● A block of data
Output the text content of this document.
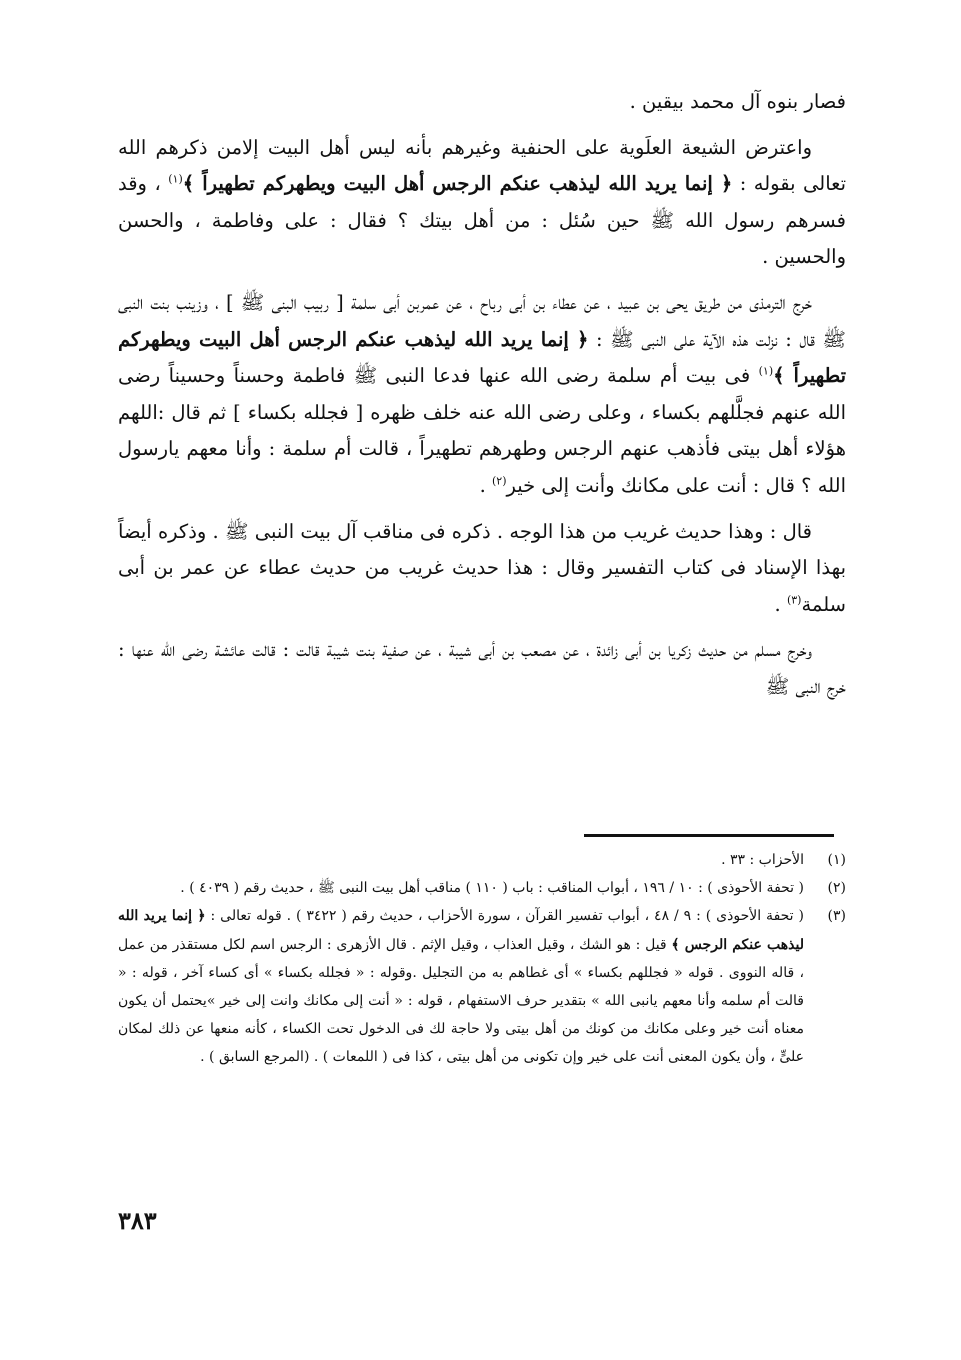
فصار بنوه آل محمد بيقين .

واعترض الشيعة العلَوية على الحنفية وغيرهم بأنه ليس أهل البيت إلامن ذكرهم الله تعالى بقوله : ﴿ إنما يريد الله ليذهب عنكم الرجس أهل البيت ويطهركم تطهيراً ﴾$^{(١)}$ ، وقد فسرهم رسول الله ﷺ حين سُئل : من أهل بيتك ؟ فقال : على وفاطمة ، والحسن والحسين .

خرج الترمذى من طريق يحى بن عبيد ، عن عطاء بن أبى رباح ، عن عمربن أبى سلمة [ ربيب البنى ﷺ ] ، وزينب بنت النبى ﷺ قال : نزلت هذه الآية على النبى ﷺ : ﴿ إنما يريد الله ليذهب عنكم الرجس أهل البيت ويطهركم تطهيراً ﴾$^{(١)}$ فى بيت أم سلمة رضى الله عنها فدعا النبى ﷺ فاطمة وحسناً وحسيناً رضى الله عنهم فجلَّلهم بكساء ، وعلى رضى الله عنه خلف ظهره [ فجلله بكساء ] ثم قال :اللهم هؤلاء أهل بيتى فأذهب عنهم الرجس وطهرهم تطهيراً ، قالت أم سلمة : وأنا معهم يارسول الله ؟ قال : أنت على مكانك وأنت إلى خير$^{(٢)}$ .

قال : وهذا حديث غريب من هذا الوجه . ذكره فى مناقب آل بيت النبى ﷺ . وذكره أيضاً بهذا الإسناد فى كتاب التفسير وقال : هذا حديث غريب من حديث عطاء عن عمر بن أبى سلمة$^{(٣)}$ .

وخرج مسلم من حديث زكريا بن أبى زائدة ، عن مصعب بن أبى شيبة ، عن صفية بنت شيبة قالت : قالت عائشة رضى الله عنها : خرج النبى ﷺ

(١)
الأحزاب : ٣٣ .
(٢)
( تحفة الأحوذى ) : ١٠ / ١٩٦ ، أبواب المناقب : باب ( ١١٠ ) مناقب أهل بيت النبى ﷺ ، حديث رقم ( ٤٠٣٩ ) .
(٣)
( تحفة الأحوذى ) : ٩ / ٤٨ ، أبواب تفسير القرآن ، سورة الأحزاب ، حديث رقم ( ٣٤٢٢ ) . قوله تعالى : ﴿ إنما يريد الله ليذهب عنكم الرجس ﴾ قيل : هو الشك ، وقيل العذاب ، وقيل الإثم . قال الأزهرى : الرجس اسم لكل مستقذر من عمل ، قاله النووى . قوله « فجللهم بكساء » أى غطاهم به من التجليل .وقوله : « فجلله بكساء » أى كساء آخر ، قوله : « قالت أم سلمه وأنا معهم يانبى الله » بتقدير حرف الاستفهام ، قوله : « أنت إلى مكانك وانت إلى خير »يحتمل أن يكون معناه أنت خير وعلى مكانك من كونك من أهل بيتى ولا حاجة لك فى الدخول تحت الكساء ، كأنه منعها عن ذلك لمكان علىٍّ ، وأن يكون المعنى أنت على خير وإن تكونى من أهل بيتى ، كذا فى ( اللمعات ) . (المرجع السابق ) .
٣٨٣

● PROBLEM STATEMENT
Output the entries above exactly. Drop the pictures.

● TASK ANSWER
Output the text content of this document.
فصار بنوه آل محمد بيقين .

واعترض الشيعة العلَوية على الحنفية وغيرهم بأنه ليس أهل البيت إلامن ذكرهم الله تعالى بقوله : ﴿ إنما يريد الله ليذهب عنكم الرجس أهل البيت ويطهركم تطهيراً ﴾$^{(١)}$ ، وقد فسرهم رسول الله ﷺ حين سُئل : من أهل بيتك ؟ فقال : على وفاطمة ، والحسن والحسين .

خرج الترمذى من طريق يحى بن عبيد ، عن عطاء بن أبى رباح ، عن عمربن أبى سلمة [ ربيب البنى ﷺ ] ، وزينب بنت النبى ﷺ قال : نزلت هذه الآية على النبى ﷺ : ﴿ إنما يريد الله ليذهب عنكم الرجس أهل البيت ويطهركم تطهيراً ﴾$^{(١)}$ فى بيت أم سلمة رضى الله عنها فدعا النبى ﷺ فاطمة وحسناً وحسيناً رضى الله عنهم فجلَّلهم بكساء ، وعلى رضى الله عنه خلف ظهره [ فجلله بكساء ] ثم قال :اللهم هؤلاء أهل بيتى فأذهب عنهم الرجس وطهرهم تطهيراً ، قالت أم سلمة : وأنا معهم يارسول الله ؟ قال : أنت على مكانك وأنت إلى خير$^{(٢)}$ .

قال : وهذا حديث غريب من هذا الوجه . ذكره فى مناقب آل بيت النبى ﷺ . وذكره أيضاً بهذا الإسناد فى كتاب التفسير وقال : هذا حديث غريب من حديث عطاء عن عمر بن أبى سلمة$^{(٣)}$ .

وخرج مسلم من حديث زكريا بن أبى زائدة ، عن مصعب بن أبى شيبة ، عن صفية بنت شيبة قالت : قالت عائشة رضى الله عنها : خرج النبى ﷺ

(١)
الأحزاب : ٣٣ .
(٢)
( تحفة الأحوذى ) : ١٠ / ١٩٦ ، أبواب المناقب : باب ( ١١٠ ) مناقب أهل بيت النبى ﷺ ، حديث رقم ( ٤٠٣٩ ) .
(٣)
( تحفة الأحوذى ) : ٩ / ٤٨ ، أبواب تفسير القرآن ، سورة الأحزاب ، حديث رقم ( ٣٤٢٢ ) . قوله تعالى : ﴿ إنما يريد الله ليذهب عنكم الرجس ﴾ قيل : هو الشك ، وقيل العذاب ، وقيل الإثم . قال الأزهرى : الرجس اسم لكل مستقذر من عمل ، قاله النووى . قوله « فجللهم بكساء » أى غطاهم به من التجليل .وقوله : « فجلله بكساء » أى كساء آخر ، قوله : « قالت أم سلمه وأنا معهم يانبى الله » بتقدير حرف الاستفهام ، قوله : « أنت إلى مكانك وانت إلى خير »يحتمل أن يكون معناه أنت خير وعلى مكانك من كونك من أهل بيتى ولا حاجة لك فى الدخول تحت الكساء ، كأنه منعها عن ذلك لمكان علىٍّ ، وأن يكون المعنى أنت على خير وإن تكونى من أهل بيتى ، كذا فى ( اللمعات ) . (المرجع السابق ) .
٣٨٣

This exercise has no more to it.